━━━ Excerpted data ━━━
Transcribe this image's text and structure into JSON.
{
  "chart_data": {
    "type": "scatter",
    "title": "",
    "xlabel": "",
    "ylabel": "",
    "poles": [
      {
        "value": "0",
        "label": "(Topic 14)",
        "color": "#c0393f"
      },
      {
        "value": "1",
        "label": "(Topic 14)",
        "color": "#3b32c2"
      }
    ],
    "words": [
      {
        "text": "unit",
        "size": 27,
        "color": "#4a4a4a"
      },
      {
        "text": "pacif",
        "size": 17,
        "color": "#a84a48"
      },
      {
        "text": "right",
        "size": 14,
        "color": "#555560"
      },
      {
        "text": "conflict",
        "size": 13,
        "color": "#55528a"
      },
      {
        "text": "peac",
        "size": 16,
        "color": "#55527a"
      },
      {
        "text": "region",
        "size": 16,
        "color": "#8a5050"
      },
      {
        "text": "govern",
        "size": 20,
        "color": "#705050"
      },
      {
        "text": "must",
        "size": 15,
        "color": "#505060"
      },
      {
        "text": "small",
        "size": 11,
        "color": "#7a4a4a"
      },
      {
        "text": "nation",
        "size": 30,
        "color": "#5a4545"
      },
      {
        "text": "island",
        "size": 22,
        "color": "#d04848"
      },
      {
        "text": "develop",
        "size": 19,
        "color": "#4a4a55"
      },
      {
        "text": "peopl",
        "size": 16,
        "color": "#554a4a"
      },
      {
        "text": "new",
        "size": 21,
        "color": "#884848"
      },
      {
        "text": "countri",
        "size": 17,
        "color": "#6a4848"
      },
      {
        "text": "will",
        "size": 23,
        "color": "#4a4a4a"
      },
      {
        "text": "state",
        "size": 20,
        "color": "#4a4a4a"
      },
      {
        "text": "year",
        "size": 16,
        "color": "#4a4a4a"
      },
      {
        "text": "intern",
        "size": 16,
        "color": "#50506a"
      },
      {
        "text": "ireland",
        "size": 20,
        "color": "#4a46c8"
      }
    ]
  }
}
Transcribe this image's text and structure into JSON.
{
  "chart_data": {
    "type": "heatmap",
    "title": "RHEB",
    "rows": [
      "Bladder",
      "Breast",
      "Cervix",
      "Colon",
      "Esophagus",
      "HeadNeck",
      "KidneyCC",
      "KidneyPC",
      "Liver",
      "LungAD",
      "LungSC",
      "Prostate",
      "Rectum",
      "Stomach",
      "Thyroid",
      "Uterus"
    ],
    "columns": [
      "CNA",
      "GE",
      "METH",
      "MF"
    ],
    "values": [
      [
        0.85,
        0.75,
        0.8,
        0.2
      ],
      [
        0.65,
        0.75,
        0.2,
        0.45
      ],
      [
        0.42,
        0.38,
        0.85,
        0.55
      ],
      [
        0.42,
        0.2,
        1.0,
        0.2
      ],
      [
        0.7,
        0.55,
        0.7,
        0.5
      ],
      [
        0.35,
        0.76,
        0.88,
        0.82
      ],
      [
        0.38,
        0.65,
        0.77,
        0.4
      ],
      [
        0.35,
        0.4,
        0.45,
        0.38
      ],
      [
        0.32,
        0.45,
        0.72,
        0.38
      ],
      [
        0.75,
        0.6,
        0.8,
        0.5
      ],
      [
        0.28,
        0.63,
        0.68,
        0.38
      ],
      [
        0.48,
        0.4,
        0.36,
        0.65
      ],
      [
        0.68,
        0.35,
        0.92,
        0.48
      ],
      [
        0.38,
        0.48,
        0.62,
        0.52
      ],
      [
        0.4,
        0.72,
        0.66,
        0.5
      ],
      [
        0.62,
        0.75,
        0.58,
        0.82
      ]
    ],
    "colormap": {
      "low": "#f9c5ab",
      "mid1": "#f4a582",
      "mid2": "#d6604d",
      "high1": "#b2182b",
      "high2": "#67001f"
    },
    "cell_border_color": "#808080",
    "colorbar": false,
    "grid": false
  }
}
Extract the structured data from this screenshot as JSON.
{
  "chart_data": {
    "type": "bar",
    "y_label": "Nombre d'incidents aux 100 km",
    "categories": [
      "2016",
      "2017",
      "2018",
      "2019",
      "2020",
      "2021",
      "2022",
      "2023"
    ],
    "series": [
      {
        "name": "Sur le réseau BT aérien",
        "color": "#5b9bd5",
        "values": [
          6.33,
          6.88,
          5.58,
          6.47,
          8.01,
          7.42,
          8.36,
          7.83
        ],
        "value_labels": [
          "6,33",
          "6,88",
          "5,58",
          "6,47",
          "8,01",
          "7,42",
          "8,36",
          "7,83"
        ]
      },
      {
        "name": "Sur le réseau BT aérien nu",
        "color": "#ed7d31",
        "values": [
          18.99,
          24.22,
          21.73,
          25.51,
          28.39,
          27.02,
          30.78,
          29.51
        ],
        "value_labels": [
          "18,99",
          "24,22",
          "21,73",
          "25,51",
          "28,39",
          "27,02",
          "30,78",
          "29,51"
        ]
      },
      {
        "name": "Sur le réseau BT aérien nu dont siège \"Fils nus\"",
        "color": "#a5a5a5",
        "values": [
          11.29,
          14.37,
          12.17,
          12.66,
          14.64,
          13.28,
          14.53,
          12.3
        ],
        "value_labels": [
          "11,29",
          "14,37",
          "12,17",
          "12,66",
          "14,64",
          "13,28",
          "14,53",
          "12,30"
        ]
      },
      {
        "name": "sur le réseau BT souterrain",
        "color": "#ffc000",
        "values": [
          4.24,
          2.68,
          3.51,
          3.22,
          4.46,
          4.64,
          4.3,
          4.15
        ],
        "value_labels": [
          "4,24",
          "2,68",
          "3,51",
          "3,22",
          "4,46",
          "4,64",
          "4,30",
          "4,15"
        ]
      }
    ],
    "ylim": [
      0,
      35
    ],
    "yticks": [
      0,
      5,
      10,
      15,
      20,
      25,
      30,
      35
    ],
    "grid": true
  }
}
━━━
Request - Consider the entries above and return each line with the string "name".

Task result -
        "name": "Sur le réseau BT aérien",
        "name": "Sur le réseau BT aérien nu",
        "name": "Sur le réseau BT aérien nu dont siège \"Fils nus\"",
        "name": "sur le réseau BT souterrain",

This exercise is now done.